→ Exercise:
Make an exact copy of the entries, and keep any pictures out of it.

→ Entries:
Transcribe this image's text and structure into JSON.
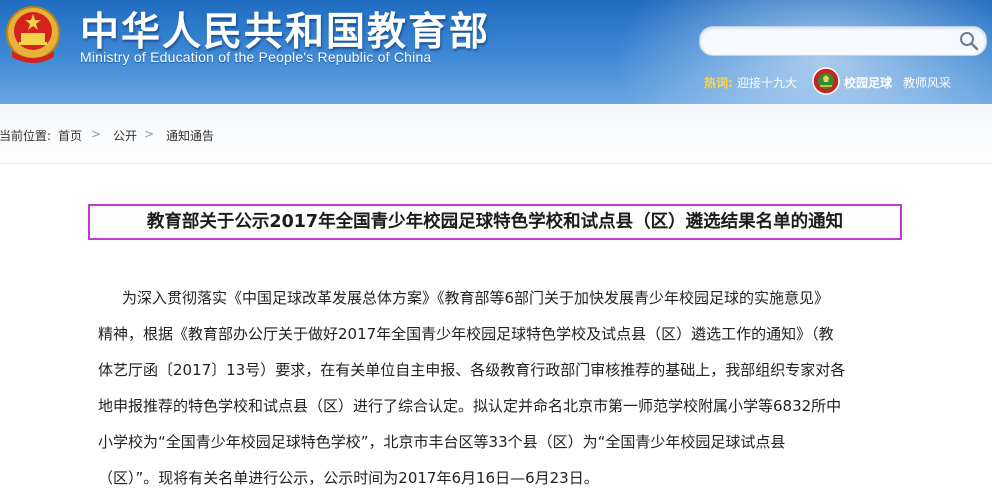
{
  "header": {
    "site_title": "中华人民共和国教育部",
    "site_subtitle": "Ministry of Education of the People's Republic of China",
    "search": {
      "value": "",
      "placeholder": ""
    },
    "hot": {
      "label": "热词:",
      "link_1": "迎接十九大",
      "link_2": "校园足球",
      "link_3": "教师风采"
    }
  },
  "breadcrumb": {
    "label": "当前位置:",
    "items": [
      "首页",
      "公开",
      "通知通告"
    ],
    "separator": ">"
  },
  "article": {
    "title": "教育部关于公示2017年全国青少年校园足球特色学校和试点县（区）遴选结果名单的通知",
    "body_lines": [
      "为深入贯彻落实《中国足球改革发展总体方案》《教育部等6部门关于加快发展青少年校园足球的实施意见》",
      "精神，根据《教育部办公厅关于做好2017年全国青少年校园足球特色学校及试点县（区）遴选工作的通知》（教",
      "体艺厅函〔2017〕13号）要求，在有关单位自主申报、各级教育行政部门审核推荐的基础上，我部组织专家对各",
      "地申报推荐的特色学校和试点县（区）进行了综合认定。拟认定并命名北京市第一师范学校附属小学等6832所中",
      "小学校为“全国青少年校园足球特色学校”，北京市丰台区等33个县（区）为“全国青少年校园足球试点县",
      "（区）”。现将有关名单进行公示，公示时间为2017年6月16日—6月23日。"
    ]
  },
  "colors": {
    "header_blue": "#1f6cc0",
    "hot_label": "#ffd24a",
    "title_highlight_border": "#c13bd1"
  },
  "icons": {
    "emblem": "national-emblem-icon",
    "search": "search-icon",
    "football": "football-icon"
  }
}
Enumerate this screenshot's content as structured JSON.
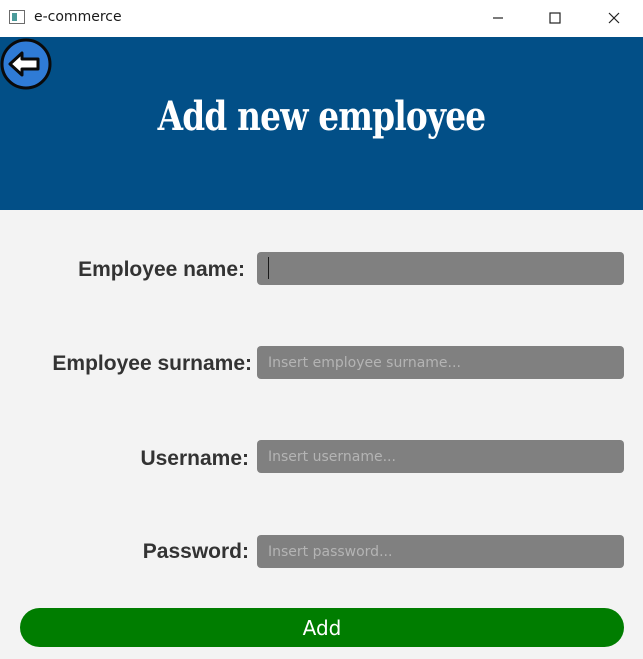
{
  "window": {
    "title": "e-commerce"
  },
  "header": {
    "title": "Add new employee",
    "background_color": "#024f87",
    "back_icon": "arrow-left-circle-icon"
  },
  "form": {
    "fields": [
      {
        "label": "Employee name:",
        "value": "",
        "placeholder": ""
      },
      {
        "label": "Employee surname:",
        "value": "",
        "placeholder": "Insert employee surname..."
      },
      {
        "label": "Username:",
        "value": "",
        "placeholder": "Insert username..."
      },
      {
        "label": "Password:",
        "value": "",
        "placeholder": "Insert password..."
      }
    ],
    "field_color": "#808080"
  },
  "actions": {
    "add_label": "Add",
    "add_color": "#007d00"
  }
}
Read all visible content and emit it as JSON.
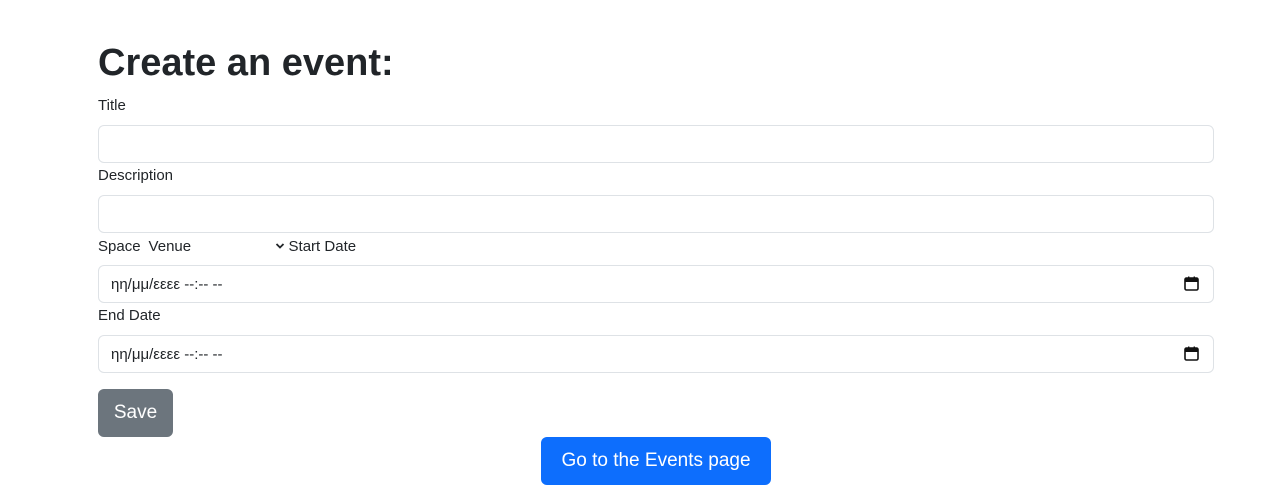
{
  "page": {
    "title": "Create an event:"
  },
  "form": {
    "title_label": "Title",
    "title_value": "",
    "description_label": "Description",
    "description_value": "",
    "space_label": "Space",
    "space_select_value": "Venue",
    "start_date_label": "Start Date",
    "start_date_value": "ηη/μμ/εεεε --:-- --",
    "end_date_label": "End Date",
    "end_date_value": "ηη/μμ/εεεε --:-- --",
    "save_label": "Save"
  },
  "nav": {
    "events_link_label": "Go to the Events page"
  },
  "icons": {
    "calendar": "calendar-icon",
    "chevron": "chevron-down-icon"
  },
  "colors": {
    "save_button": "#6c757d",
    "events_button": "#0d6efd",
    "input_border": "#dee2e6",
    "text": "#212529"
  }
}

→ Answer:
Transcribe this image's text and structure into JSON.
{
  "header": {
    "site_title": "中华人民共和国教育部",
    "site_subtitle": "Ministry of Education of the People's Republic of China",
    "search": {
      "value": "",
      "placeholder": ""
    },
    "hot": {
      "label": "热词:",
      "link_1": "迎接十九大",
      "link_2": "校园足球",
      "link_3": "教师风采"
    }
  },
  "breadcrumb": {
    "label": "当前位置:",
    "items": [
      "首页",
      "公开",
      "通知通告"
    ],
    "separator": ">"
  },
  "article": {
    "title": "教育部关于公示2017年全国青少年校园足球特色学校和试点县（区）遴选结果名单的通知",
    "body_lines": [
      "为深入贯彻落实《中国足球改革发展总体方案》《教育部等6部门关于加快发展青少年校园足球的实施意见》",
      "精神，根据《教育部办公厅关于做好2017年全国青少年校园足球特色学校及试点县（区）遴选工作的通知》（教",
      "体艺厅函〔2017〕13号）要求，在有关单位自主申报、各级教育行政部门审核推荐的基础上，我部组织专家对各",
      "地申报推荐的特色学校和试点县（区）进行了综合认定。拟认定并命名北京市第一师范学校附属小学等6832所中",
      "小学校为“全国青少年校园足球特色学校”，北京市丰台区等33个县（区）为“全国青少年校园足球试点县",
      "（区）”。现将有关名单进行公示，公示时间为2017年6月16日—6月23日。"
    ]
  },
  "colors": {
    "header_blue": "#1f6cc0",
    "hot_label": "#ffd24a",
    "title_highlight_border": "#c13bd1"
  },
  "icons": {
    "emblem": "national-emblem-icon",
    "search": "search-icon",
    "football": "football-icon"
  }
}
Enumerate this screenshot's content as structured JSON.
{
  "window": {
    "title": "e-commerce"
  },
  "header": {
    "title": "Add new employee",
    "background_color": "#024f87",
    "back_icon": "arrow-left-circle-icon"
  },
  "form": {
    "fields": [
      {
        "label": "Employee name:",
        "value": "",
        "placeholder": ""
      },
      {
        "label": "Employee surname:",
        "value": "",
        "placeholder": "Insert employee surname..."
      },
      {
        "label": "Username:",
        "value": "",
        "placeholder": "Insert username..."
      },
      {
        "label": "Password:",
        "value": "",
        "placeholder": "Insert password..."
      }
    ],
    "field_color": "#808080"
  },
  "actions": {
    "add_label": "Add",
    "add_color": "#007d00"
  }
}
Read all visible content and emit it as JSON.
{
  "page": {
    "title": "Create an event:"
  },
  "form": {
    "title_label": "Title",
    "title_value": "",
    "description_label": "Description",
    "description_value": "",
    "space_label": "Space",
    "space_select_value": "Venue",
    "start_date_label": "Start Date",
    "start_date_value": "ηη/μμ/εεεε --:-- --",
    "end_date_label": "End Date",
    "end_date_value": "ηη/μμ/εεεε --:-- --",
    "save_label": "Save"
  },
  "nav": {
    "events_link_label": "Go to the Events page"
  },
  "icons": {
    "calendar": "calendar-icon",
    "chevron": "chevron-down-icon"
  },
  "colors": {
    "save_button": "#6c757d",
    "events_button": "#0d6efd",
    "input_border": "#dee2e6",
    "text": "#212529"
  }
}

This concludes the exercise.